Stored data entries
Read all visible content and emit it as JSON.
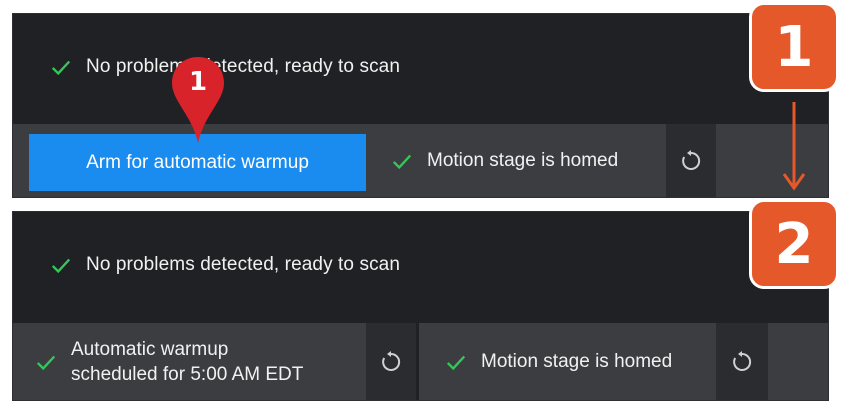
{
  "panel1": {
    "status_text": "No problems detected, ready to scan",
    "arm_button_label": "Arm for automatic warmup",
    "stage_status": "Motion stage is homed"
  },
  "panel2": {
    "status_text": "No problems detected, ready to scan",
    "warmup_line1": "Automatic warmup",
    "warmup_line2": "scheduled for 5:00 AM EDT",
    "stage_status": "Motion stage is homed"
  },
  "callouts": {
    "pin_number": "1",
    "step1_label": "1",
    "step2_label": "2"
  },
  "colors": {
    "panel_bg": "#202124",
    "bar_bg": "#3b3d41",
    "accent_blue": "#1a8cf0",
    "check_green": "#34c759",
    "badge_orange": "#e5582a",
    "pin_red": "#d8232a"
  },
  "icons": {
    "status": "check-icon",
    "refresh": "refresh-icon",
    "pin": "map-pin-icon",
    "arrow": "arrow-down-icon"
  }
}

* [What to work on]: Without the pictures, print the whole listing exactly as given.

* [Written solution]:
Read all visible content and emit it as JSON.
{
  "panel1": {
    "status_text": "No problems detected, ready to scan",
    "arm_button_label": "Arm for automatic warmup",
    "stage_status": "Motion stage is homed"
  },
  "panel2": {
    "status_text": "No problems detected, ready to scan",
    "warmup_line1": "Automatic warmup",
    "warmup_line2": "scheduled for 5:00 AM EDT",
    "stage_status": "Motion stage is homed"
  },
  "callouts": {
    "pin_number": "1",
    "step1_label": "1",
    "step2_label": "2"
  },
  "colors": {
    "panel_bg": "#202124",
    "bar_bg": "#3b3d41",
    "accent_blue": "#1a8cf0",
    "check_green": "#34c759",
    "badge_orange": "#e5582a",
    "pin_red": "#d8232a"
  },
  "icons": {
    "status": "check-icon",
    "refresh": "refresh-icon",
    "pin": "map-pin-icon",
    "arrow": "arrow-down-icon"
  }
}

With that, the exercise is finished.